Reputation: 1492
Using the AWS SDK in any language, you can generate a pre-signed URL to an PRIVATE S3 object and then anyone who has the URL can use it download the object. This is explained here:
https://docs.aws.amazon.com/AmazonS3/latest/dev/ShareObjectPreSignedURL.html
This is a great way to reduce load on your own server. You can pass off the actual download work to S3 if your clients with follow a redirect. My question is, does actually generating that URL cost anything--I mean actual MONEY. I understand that USING the URL will incur a GET request charge but what about actually generating the URL? Is it equivalent to an S3 GET request ($.0004 per 1000 requests) or a PUT request ($.005 per 1000 requests) or both or neither or something else? I can't seem to find any documentation this. This is important if you're talking about 10s of millions of requests.

(Data supplied)
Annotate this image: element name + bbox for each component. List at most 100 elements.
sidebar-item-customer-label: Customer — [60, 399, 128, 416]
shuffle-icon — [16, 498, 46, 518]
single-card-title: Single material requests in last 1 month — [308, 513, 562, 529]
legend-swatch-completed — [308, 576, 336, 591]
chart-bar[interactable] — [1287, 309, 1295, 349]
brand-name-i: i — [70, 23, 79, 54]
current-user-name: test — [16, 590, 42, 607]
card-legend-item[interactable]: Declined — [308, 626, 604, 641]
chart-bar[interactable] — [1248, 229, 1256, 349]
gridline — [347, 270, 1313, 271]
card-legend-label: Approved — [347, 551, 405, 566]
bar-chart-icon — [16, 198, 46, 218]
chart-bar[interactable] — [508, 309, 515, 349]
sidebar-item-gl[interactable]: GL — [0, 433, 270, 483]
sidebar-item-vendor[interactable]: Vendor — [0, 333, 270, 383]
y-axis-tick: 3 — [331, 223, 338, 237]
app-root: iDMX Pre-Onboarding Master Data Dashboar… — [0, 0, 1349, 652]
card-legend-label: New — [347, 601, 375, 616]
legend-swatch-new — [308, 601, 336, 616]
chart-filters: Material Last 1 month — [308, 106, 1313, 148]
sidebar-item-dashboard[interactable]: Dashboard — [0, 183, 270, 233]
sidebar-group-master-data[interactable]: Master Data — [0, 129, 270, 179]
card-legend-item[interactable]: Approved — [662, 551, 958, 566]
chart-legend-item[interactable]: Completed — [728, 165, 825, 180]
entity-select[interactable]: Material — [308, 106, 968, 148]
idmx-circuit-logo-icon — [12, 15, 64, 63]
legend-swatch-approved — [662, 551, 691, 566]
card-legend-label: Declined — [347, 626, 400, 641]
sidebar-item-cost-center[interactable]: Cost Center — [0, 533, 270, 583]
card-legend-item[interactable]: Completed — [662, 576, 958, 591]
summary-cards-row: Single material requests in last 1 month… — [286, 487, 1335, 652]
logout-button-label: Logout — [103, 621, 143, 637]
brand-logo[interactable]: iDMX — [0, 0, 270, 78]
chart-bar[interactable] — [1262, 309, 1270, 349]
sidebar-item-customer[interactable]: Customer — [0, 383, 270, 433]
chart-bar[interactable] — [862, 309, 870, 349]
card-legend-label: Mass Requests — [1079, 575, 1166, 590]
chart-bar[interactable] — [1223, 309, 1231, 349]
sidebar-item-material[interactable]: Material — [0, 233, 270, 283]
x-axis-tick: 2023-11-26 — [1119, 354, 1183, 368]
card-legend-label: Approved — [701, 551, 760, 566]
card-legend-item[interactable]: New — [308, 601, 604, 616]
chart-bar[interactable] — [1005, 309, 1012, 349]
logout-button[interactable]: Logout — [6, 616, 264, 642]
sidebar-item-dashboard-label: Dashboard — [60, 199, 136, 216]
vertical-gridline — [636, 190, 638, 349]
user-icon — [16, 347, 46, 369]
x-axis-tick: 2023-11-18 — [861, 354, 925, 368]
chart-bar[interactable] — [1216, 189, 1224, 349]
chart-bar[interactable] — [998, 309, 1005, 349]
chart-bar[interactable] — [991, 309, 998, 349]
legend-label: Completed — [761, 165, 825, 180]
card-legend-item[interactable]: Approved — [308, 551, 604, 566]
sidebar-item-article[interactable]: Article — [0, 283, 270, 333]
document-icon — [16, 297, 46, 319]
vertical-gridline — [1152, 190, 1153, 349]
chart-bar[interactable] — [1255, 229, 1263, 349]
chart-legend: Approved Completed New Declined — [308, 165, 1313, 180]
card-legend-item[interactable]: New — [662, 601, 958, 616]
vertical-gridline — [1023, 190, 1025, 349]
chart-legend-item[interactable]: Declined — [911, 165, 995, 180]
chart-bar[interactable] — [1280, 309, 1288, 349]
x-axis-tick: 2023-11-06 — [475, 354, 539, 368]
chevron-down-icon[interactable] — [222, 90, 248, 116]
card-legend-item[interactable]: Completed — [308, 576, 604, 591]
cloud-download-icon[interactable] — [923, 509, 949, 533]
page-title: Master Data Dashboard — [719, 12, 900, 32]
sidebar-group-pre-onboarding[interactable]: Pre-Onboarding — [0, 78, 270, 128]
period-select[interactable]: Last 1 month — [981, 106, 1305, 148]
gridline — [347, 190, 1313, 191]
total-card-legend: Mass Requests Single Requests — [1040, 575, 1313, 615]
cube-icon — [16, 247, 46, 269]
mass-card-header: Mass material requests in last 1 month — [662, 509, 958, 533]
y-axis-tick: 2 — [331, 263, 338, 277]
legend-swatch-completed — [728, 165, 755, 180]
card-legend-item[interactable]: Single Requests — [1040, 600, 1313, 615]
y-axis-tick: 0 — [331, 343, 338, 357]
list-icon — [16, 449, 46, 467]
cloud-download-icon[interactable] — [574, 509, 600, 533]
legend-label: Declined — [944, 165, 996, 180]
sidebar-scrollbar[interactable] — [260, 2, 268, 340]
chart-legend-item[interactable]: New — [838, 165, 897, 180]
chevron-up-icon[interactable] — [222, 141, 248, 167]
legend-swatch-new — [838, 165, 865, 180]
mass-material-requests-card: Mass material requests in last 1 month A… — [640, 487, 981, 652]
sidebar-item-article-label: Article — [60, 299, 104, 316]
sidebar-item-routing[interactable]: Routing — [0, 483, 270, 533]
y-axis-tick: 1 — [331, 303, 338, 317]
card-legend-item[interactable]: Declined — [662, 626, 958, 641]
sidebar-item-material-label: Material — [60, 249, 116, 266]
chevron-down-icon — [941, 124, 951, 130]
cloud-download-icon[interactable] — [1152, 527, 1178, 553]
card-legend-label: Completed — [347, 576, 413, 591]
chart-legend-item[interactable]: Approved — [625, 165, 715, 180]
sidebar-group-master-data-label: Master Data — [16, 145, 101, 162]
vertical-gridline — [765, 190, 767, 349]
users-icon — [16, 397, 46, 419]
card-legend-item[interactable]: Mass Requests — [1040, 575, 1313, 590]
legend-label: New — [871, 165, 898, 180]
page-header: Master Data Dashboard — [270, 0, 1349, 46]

(Exercise description) For each statement below, answer yes or no according to the post about pre-signed S3 URLs, and quote the words of the post that decide it. (a) The post gives the price of an S3 GET request as $.005 per 1000 requests. (b) The writer understands that using a pre-signed URL incurs a GET request charge. (c) The post calls pre-signed URLs a way to reduce load on your own server.

(Solution to the problem)
(a) No: "S3 GET request ($.0004 per 1000 requests)"
(b) Yes: "I understand that USING the URL will incur a GET request charge"
(c) Yes: "This is a great way to reduce load on your own server."